*WHAT THE TASK ASKS*
Each line containing the word "content" needs to be copied.

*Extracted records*
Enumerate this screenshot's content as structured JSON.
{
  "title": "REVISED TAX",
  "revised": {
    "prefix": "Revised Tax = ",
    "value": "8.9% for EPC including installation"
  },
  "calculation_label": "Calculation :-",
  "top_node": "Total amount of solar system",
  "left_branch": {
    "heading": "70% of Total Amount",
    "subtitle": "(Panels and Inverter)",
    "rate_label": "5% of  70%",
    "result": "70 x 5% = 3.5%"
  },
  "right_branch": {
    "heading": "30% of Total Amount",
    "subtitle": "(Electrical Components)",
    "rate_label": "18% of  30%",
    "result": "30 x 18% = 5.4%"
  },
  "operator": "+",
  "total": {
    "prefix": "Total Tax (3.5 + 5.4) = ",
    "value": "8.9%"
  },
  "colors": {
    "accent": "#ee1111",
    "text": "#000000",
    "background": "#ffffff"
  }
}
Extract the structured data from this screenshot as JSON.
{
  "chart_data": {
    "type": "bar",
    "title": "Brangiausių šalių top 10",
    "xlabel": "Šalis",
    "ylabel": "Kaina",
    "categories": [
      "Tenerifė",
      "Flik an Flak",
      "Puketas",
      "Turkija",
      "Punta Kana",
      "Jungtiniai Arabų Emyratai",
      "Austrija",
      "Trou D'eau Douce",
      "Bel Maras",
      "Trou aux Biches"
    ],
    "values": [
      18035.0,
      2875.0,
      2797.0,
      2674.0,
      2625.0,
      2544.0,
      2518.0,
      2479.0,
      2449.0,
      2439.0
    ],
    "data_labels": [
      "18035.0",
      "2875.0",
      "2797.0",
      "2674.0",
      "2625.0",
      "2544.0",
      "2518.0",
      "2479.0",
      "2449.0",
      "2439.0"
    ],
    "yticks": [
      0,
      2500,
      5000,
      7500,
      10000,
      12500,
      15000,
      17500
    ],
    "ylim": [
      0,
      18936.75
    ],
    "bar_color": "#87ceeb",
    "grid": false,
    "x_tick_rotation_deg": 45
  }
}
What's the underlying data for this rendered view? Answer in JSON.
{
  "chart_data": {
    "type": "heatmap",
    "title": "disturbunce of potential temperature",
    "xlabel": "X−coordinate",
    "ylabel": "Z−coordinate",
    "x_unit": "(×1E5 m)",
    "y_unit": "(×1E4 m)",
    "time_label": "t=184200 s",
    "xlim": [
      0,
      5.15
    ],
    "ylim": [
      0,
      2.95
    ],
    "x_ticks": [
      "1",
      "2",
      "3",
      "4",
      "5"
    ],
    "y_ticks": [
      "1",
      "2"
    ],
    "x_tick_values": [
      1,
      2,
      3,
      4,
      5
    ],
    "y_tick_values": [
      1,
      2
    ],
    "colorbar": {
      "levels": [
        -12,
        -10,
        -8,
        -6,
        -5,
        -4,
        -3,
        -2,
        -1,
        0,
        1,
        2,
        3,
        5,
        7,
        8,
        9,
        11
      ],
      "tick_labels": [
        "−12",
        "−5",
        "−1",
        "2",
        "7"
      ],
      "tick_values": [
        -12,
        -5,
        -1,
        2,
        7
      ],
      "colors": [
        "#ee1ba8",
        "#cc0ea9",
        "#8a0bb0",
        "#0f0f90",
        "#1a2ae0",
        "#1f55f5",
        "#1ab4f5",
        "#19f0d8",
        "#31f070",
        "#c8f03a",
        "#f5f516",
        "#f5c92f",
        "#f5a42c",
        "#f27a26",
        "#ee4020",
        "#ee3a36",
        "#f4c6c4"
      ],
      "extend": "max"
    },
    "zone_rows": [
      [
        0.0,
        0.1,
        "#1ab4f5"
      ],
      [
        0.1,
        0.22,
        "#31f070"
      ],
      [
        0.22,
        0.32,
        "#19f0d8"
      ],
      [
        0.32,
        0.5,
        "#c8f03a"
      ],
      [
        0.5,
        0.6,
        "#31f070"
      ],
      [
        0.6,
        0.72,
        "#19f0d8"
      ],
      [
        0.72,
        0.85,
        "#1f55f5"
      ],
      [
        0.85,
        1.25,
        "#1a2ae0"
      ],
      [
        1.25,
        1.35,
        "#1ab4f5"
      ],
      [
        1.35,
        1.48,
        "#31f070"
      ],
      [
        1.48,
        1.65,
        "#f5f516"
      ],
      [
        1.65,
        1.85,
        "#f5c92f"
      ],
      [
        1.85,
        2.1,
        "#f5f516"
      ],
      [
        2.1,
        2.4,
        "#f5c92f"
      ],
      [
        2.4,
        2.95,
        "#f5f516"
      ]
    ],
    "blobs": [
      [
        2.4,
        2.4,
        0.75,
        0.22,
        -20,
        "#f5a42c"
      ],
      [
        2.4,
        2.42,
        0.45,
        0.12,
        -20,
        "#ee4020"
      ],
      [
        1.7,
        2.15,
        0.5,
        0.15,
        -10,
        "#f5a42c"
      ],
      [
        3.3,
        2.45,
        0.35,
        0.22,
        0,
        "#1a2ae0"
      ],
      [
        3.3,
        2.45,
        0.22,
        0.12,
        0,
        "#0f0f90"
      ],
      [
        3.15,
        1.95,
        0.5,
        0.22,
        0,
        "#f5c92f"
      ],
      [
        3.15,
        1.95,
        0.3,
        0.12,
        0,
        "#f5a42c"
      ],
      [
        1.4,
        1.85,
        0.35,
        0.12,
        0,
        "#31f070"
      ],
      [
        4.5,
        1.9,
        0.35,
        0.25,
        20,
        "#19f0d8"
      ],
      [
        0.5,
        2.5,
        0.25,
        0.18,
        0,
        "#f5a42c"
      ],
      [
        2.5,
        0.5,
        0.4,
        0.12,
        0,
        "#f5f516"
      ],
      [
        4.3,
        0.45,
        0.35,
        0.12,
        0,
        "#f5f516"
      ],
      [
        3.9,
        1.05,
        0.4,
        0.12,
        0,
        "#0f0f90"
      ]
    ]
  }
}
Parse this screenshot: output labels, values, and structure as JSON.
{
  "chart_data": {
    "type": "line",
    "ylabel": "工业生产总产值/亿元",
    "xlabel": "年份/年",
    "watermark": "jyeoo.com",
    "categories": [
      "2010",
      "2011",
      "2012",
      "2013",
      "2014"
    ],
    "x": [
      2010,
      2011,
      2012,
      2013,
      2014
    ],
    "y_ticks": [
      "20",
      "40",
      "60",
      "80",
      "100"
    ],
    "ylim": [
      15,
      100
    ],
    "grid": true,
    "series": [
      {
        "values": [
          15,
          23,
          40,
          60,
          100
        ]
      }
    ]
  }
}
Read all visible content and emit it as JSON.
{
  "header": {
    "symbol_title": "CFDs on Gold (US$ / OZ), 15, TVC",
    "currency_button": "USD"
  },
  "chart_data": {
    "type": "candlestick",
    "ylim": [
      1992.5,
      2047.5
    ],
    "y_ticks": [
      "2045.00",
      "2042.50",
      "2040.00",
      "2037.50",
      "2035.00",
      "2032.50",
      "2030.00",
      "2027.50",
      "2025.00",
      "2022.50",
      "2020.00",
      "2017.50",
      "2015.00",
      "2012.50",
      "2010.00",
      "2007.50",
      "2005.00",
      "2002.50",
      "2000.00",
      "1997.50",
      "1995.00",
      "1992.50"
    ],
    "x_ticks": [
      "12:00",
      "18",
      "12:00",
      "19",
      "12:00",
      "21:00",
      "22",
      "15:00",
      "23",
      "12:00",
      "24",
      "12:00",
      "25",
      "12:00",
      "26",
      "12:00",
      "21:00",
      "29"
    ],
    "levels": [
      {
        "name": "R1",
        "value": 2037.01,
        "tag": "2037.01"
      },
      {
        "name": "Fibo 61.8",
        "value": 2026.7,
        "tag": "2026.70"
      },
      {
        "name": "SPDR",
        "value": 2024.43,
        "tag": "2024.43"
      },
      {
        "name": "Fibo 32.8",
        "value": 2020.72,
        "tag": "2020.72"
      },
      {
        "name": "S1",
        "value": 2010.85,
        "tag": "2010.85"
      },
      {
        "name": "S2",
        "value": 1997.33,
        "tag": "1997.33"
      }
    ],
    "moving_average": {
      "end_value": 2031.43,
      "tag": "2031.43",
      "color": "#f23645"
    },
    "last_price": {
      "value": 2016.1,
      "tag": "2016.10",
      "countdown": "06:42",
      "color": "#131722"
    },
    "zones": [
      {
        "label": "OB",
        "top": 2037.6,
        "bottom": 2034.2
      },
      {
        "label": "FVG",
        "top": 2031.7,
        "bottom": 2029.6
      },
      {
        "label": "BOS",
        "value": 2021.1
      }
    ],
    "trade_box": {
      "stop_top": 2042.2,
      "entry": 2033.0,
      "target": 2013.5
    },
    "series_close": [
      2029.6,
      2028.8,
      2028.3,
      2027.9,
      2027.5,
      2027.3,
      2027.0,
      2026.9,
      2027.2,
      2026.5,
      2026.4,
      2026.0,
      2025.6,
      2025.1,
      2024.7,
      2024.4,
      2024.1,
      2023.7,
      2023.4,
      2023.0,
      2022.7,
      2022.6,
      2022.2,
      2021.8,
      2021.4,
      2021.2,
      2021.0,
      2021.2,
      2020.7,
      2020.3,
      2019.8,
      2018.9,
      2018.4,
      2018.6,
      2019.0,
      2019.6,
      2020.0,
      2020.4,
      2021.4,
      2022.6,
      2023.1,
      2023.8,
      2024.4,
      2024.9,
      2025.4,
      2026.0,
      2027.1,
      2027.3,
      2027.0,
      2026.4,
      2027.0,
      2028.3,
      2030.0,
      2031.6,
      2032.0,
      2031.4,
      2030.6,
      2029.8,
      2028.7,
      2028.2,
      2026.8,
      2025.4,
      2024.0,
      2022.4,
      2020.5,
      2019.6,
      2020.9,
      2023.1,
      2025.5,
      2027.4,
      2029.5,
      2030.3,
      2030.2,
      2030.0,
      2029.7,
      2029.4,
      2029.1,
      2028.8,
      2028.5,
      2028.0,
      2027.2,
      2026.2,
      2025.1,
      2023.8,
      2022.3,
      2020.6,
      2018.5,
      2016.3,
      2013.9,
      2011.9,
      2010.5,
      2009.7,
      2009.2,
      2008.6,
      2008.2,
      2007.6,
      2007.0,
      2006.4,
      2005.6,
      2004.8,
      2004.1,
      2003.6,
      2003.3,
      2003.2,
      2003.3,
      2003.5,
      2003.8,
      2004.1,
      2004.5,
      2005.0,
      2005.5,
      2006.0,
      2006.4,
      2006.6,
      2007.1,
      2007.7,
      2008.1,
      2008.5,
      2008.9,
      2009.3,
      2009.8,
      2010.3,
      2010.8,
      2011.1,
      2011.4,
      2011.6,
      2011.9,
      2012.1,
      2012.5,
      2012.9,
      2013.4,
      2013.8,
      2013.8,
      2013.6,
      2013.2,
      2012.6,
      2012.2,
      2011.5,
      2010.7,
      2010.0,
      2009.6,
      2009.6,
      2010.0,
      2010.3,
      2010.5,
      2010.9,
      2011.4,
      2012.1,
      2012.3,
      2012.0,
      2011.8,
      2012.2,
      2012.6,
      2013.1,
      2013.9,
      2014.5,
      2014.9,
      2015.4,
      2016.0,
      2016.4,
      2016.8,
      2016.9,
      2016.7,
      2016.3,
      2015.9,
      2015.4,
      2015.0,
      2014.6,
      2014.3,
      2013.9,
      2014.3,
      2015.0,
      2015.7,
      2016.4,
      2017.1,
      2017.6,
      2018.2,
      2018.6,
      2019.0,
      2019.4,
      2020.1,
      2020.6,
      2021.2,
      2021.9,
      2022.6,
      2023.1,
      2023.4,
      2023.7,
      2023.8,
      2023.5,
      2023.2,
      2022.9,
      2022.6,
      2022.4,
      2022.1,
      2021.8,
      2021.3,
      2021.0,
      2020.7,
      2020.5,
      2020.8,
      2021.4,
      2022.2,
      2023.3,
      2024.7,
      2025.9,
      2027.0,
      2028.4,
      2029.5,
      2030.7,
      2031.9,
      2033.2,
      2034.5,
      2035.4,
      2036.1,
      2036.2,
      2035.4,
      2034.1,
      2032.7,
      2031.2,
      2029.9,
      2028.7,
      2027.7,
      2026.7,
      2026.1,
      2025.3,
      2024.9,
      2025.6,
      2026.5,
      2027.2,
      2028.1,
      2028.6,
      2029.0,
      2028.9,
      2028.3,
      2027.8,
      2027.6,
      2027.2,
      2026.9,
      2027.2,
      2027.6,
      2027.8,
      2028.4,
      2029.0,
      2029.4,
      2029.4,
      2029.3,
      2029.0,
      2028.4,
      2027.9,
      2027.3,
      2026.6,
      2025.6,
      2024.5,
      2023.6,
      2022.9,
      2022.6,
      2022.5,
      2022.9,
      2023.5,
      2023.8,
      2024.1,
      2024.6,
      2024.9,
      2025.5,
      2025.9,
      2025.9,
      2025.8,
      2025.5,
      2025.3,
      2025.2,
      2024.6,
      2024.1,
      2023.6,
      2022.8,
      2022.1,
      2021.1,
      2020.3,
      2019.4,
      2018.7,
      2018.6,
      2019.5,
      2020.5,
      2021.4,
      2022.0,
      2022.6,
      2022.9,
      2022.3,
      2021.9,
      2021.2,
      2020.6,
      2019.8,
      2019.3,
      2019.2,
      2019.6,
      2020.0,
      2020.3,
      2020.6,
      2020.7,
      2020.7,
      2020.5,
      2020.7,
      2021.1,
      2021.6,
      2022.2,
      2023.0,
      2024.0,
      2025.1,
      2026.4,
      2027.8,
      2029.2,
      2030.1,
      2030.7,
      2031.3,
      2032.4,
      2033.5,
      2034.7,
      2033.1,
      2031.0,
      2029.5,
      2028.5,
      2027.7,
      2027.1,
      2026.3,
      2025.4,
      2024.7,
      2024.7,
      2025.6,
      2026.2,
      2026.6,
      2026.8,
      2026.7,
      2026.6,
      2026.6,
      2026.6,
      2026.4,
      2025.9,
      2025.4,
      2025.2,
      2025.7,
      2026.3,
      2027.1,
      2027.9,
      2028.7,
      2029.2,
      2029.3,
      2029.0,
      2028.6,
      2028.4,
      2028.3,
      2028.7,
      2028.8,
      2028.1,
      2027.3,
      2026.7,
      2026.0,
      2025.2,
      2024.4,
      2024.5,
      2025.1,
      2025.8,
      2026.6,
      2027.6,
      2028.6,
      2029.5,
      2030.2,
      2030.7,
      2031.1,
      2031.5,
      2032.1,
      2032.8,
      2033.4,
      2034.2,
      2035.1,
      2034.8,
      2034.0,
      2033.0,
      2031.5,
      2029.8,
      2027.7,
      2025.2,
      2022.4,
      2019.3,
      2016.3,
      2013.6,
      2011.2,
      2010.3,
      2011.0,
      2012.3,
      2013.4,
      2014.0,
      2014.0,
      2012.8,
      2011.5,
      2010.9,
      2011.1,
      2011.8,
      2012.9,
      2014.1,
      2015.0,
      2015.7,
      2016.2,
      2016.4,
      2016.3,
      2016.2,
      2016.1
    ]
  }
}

*ANSWER FOR THIS EXERCISE*
Enumerate this screenshot's content as structured JSON.
Read all visible content and emit it as JSON.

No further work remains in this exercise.